▶ **DATA SHOWN**
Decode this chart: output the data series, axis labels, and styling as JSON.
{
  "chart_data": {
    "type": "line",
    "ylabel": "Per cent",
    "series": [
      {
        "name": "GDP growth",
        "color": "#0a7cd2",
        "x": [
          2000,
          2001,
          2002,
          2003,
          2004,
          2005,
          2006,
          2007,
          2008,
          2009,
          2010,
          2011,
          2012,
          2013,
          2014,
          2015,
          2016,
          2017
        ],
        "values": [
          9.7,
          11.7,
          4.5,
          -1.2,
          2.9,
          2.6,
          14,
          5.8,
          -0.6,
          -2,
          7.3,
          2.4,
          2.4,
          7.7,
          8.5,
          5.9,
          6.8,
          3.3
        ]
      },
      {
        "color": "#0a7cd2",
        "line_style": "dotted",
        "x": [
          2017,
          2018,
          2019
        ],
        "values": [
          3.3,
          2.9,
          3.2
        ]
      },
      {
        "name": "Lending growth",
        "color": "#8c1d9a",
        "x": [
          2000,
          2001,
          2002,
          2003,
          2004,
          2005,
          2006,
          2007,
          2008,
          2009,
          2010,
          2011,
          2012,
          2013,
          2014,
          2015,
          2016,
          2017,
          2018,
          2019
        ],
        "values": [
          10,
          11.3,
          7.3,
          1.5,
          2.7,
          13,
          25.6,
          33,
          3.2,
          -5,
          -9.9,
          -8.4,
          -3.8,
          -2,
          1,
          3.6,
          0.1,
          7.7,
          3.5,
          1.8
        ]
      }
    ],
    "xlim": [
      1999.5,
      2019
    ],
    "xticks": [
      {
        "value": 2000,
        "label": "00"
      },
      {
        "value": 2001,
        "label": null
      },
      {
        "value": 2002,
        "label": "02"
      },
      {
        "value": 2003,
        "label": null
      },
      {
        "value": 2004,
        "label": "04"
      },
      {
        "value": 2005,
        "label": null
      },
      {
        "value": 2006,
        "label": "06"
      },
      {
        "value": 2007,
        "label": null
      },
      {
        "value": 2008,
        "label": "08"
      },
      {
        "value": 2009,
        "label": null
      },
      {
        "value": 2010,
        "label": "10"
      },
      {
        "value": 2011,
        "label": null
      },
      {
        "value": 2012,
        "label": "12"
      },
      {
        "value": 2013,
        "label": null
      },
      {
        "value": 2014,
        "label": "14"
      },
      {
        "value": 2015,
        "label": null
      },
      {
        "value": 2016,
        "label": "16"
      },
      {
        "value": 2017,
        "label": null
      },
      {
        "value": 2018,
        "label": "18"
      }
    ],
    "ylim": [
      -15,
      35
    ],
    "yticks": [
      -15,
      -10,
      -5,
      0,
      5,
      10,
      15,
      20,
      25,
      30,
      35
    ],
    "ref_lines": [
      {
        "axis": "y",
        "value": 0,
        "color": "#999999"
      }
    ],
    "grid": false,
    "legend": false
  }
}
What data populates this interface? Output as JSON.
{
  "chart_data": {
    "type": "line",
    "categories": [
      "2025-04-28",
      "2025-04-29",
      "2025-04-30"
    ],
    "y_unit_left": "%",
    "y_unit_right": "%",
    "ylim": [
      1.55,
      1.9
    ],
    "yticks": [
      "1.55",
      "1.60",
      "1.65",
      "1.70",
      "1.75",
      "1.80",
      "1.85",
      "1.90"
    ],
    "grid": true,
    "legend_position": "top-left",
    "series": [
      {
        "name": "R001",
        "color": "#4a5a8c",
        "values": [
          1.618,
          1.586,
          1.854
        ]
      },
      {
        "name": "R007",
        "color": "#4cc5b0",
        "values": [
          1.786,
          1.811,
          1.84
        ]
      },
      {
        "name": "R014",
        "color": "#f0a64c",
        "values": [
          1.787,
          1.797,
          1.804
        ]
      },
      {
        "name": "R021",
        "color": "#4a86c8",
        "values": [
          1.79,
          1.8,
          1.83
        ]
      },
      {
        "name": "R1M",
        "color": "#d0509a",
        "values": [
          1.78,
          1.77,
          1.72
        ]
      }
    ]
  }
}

▶ **GIVEN EXERCISE**
Read the data above and pull out each line that holds the string "axis".

▶ **PROBLEM SOLUTION**
Decode this chart: output the data series, axis labels, and styling as JSON.
        "axis": "y",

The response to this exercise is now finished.